### Records from a data source
● ● ● ●

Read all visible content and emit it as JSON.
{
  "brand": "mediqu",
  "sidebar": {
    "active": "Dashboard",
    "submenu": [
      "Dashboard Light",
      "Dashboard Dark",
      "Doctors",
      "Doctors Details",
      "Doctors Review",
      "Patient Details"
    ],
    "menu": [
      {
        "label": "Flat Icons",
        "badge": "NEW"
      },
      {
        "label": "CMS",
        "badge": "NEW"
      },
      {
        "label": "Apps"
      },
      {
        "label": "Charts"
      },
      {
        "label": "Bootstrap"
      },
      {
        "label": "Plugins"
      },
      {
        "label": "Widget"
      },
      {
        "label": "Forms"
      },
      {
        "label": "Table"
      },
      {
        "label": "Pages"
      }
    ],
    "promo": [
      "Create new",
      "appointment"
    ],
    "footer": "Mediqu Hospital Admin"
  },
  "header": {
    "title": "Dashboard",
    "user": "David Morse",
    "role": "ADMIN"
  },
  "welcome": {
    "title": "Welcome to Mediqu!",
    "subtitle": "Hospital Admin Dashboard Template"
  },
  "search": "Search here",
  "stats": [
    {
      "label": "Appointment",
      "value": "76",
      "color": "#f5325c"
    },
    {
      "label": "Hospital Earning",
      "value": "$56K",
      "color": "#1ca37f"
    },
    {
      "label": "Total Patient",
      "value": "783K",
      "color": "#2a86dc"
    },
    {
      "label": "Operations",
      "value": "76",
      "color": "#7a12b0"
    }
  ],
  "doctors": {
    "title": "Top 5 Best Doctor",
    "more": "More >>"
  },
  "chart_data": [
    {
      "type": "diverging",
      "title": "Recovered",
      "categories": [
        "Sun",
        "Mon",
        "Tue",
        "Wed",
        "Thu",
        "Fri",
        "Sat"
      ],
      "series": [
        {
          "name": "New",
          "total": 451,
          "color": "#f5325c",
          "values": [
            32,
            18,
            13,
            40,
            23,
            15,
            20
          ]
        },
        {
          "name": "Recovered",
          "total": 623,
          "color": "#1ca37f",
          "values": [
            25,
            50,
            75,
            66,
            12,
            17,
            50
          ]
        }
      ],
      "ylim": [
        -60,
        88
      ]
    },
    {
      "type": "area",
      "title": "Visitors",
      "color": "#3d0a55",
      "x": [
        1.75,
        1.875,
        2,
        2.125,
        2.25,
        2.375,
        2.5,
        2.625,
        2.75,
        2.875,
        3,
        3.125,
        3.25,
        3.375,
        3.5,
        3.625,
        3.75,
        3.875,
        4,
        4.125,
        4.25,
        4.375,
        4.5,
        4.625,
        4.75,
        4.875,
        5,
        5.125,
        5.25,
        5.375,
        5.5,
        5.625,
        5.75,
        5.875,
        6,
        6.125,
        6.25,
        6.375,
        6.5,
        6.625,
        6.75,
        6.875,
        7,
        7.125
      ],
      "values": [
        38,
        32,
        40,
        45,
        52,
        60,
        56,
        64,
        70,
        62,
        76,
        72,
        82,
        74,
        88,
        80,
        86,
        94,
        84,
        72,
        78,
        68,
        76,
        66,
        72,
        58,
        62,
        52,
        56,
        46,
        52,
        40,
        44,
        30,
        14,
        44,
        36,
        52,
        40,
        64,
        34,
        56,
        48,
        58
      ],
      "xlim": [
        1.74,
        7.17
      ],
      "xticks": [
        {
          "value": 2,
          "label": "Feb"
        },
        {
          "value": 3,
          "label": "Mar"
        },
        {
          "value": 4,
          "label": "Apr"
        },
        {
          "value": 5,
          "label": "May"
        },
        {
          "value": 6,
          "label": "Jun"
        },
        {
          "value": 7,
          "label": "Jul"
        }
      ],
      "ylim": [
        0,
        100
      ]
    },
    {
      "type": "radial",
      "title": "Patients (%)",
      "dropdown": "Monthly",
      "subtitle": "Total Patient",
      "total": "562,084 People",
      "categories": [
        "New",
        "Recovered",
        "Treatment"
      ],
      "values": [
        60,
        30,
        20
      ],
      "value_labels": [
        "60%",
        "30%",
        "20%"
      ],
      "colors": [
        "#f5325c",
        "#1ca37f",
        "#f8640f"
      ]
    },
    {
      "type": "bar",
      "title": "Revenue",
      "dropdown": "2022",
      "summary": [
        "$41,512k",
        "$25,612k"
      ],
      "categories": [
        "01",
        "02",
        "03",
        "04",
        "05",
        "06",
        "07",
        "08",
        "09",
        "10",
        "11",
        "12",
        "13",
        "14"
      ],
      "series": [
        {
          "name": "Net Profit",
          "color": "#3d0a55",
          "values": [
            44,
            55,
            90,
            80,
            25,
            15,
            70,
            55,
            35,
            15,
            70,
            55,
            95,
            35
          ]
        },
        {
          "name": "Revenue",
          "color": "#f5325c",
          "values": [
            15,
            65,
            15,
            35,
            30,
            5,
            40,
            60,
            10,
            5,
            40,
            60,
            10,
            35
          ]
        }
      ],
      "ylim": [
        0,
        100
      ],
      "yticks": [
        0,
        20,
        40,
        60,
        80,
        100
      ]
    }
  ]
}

● ● ● ●

### Brief
Repeat every entry exactly, leaving nothing out.

### Answer below
Read all visible content and emit it as JSON.
{
  "brand": "mediqu",
  "sidebar": {
    "active": "Dashboard",
    "submenu": [
      "Dashboard Light",
      "Dashboard Dark",
      "Doctors",
      "Doctors Details",
      "Doctors Review",
      "Patient Details"
    ],
    "menu": [
      {
        "label": "Flat Icons",
        "badge": "NEW"
      },
      {
        "label": "CMS",
        "badge": "NEW"
      },
      {
        "label": "Apps"
      },
      {
        "label": "Charts"
      },
      {
        "label": "Bootstrap"
      },
      {
        "label": "Plugins"
      },
      {
        "label": "Widget"
      },
      {
        "label": "Forms"
      },
      {
        "label": "Table"
      },
      {
        "label": "Pages"
      }
    ],
    "promo": [
      "Create new",
      "appointment"
    ],
    "footer": "Mediqu Hospital Admin"
  },
  "header": {
    "title": "Dashboard",
    "user": "David Morse",
    "role": "ADMIN"
  },
  "welcome": {
    "title": "Welcome to Mediqu!",
    "subtitle": "Hospital Admin Dashboard Template"
  },
  "search": "Search here",
  "stats": [
    {
      "label": "Appointment",
      "value": "76",
      "color": "#f5325c"
    },
    {
      "label": "Hospital Earning",
      "value": "$56K",
      "color": "#1ca37f"
    },
    {
      "label": "Total Patient",
      "value": "783K",
      "color": "#2a86dc"
    },
    {
      "label": "Operations",
      "value": "76",
      "color": "#7a12b0"
    }
  ],
  "doctors": {
    "title": "Top 5 Best Doctor",
    "more": "More >>"
  },
  "chart_data": [
    {
      "type": "diverging",
      "title": "Recovered",
      "categories": [
        "Sun",
        "Mon",
        "Tue",
        "Wed",
        "Thu",
        "Fri",
        "Sat"
      ],
      "series": [
        {
          "name": "New",
          "total": 451,
          "color": "#f5325c",
          "values": [
            32,
            18,
            13,
            40,
            23,
            15,
            20
          ]
        },
        {
          "name": "Recovered",
          "total": 623,
          "color": "#1ca37f",
          "values": [
            25,
            50,
            75,
            66,
            12,
            17,
            50
          ]
        }
      ],
      "ylim": [
        -60,
        88
      ]
    },
    {
      "type": "area",
      "title": "Visitors",
      "color": "#3d0a55",
      "x": [
        1.75,
        1.875,
        2,
        2.125,
        2.25,
        2.375,
        2.5,
        2.625,
        2.75,
        2.875,
        3,
        3.125,
        3.25,
        3.375,
        3.5,
        3.625,
        3.75,
        3.875,
        4,
        4.125,
        4.25,
        4.375,
        4.5,
        4.625,
        4.75,
        4.875,
        5,
        5.125,
        5.25,
        5.375,
        5.5,
        5.625,
        5.75,
        5.875,
        6,
        6.125,
        6.25,
        6.375,
        6.5,
        6.625,
        6.75,
        6.875,
        7,
        7.125
      ],
      "values": [
        38,
        32,
        40,
        45,
        52,
        60,
        56,
        64,
        70,
        62,
        76,
        72,
        82,
        74,
        88,
        80,
        86,
        94,
        84,
        72,
        78,
        68,
        76,
        66,
        72,
        58,
        62,
        52,
        56,
        46,
        52,
        40,
        44,
        30,
        14,
        44,
        36,
        52,
        40,
        64,
        34,
        56,
        48,
        58
      ],
      "xlim": [
        1.74,
        7.17
      ],
      "xticks": [
        {
          "value": 2,
          "label": "Feb"
        },
        {
          "value": 3,
          "label": "Mar"
        },
        {
          "value": 4,
          "label": "Apr"
        },
        {
          "value": 5,
          "label": "May"
        },
        {
          "value": 6,
          "label": "Jun"
        },
        {
          "value": 7,
          "label": "Jul"
        }
      ],
      "ylim": [
        0,
        100
      ]
    },
    {
      "type": "radial",
      "title": "Patients (%)",
      "dropdown": "Monthly",
      "subtitle": "Total Patient",
      "total": "562,084 People",
      "categories": [
        "New",
        "Recovered",
        "Treatment"
      ],
      "values": [
        60,
        30,
        20
      ],
      "value_labels": [
        "60%",
        "30%",
        "20%"
      ],
      "colors": [
        "#f5325c",
        "#1ca37f",
        "#f8640f"
      ]
    },
    {
      "type": "bar",
      "title": "Revenue",
      "dropdown": "2022",
      "summary": [
        "$41,512k",
        "$25,612k"
      ],
      "categories": [
        "01",
        "02",
        "03",
        "04",
        "05",
        "06",
        "07",
        "08",
        "09",
        "10",
        "11",
        "12",
        "13",
        "14"
      ],
      "series": [
        {
          "name": "Net Profit",
          "color": "#3d0a55",
          "values": [
            44,
            55,
            90,
            80,
            25,
            15,
            70,
            55,
            35,
            15,
            70,
            55,
            95,
            35
          ]
        },
        {
          "name": "Revenue",
          "color": "#f5325c",
          "values": [
            15,
            65,
            15,
            35,
            30,
            5,
            40,
            60,
            10,
            5,
            40,
            60,
            10,
            35
          ]
        }
      ],
      "ylim": [
        0,
        100
      ],
      "yticks": [
        0,
        20,
        40,
        60,
        80,
        100
      ]
    }
  ]
}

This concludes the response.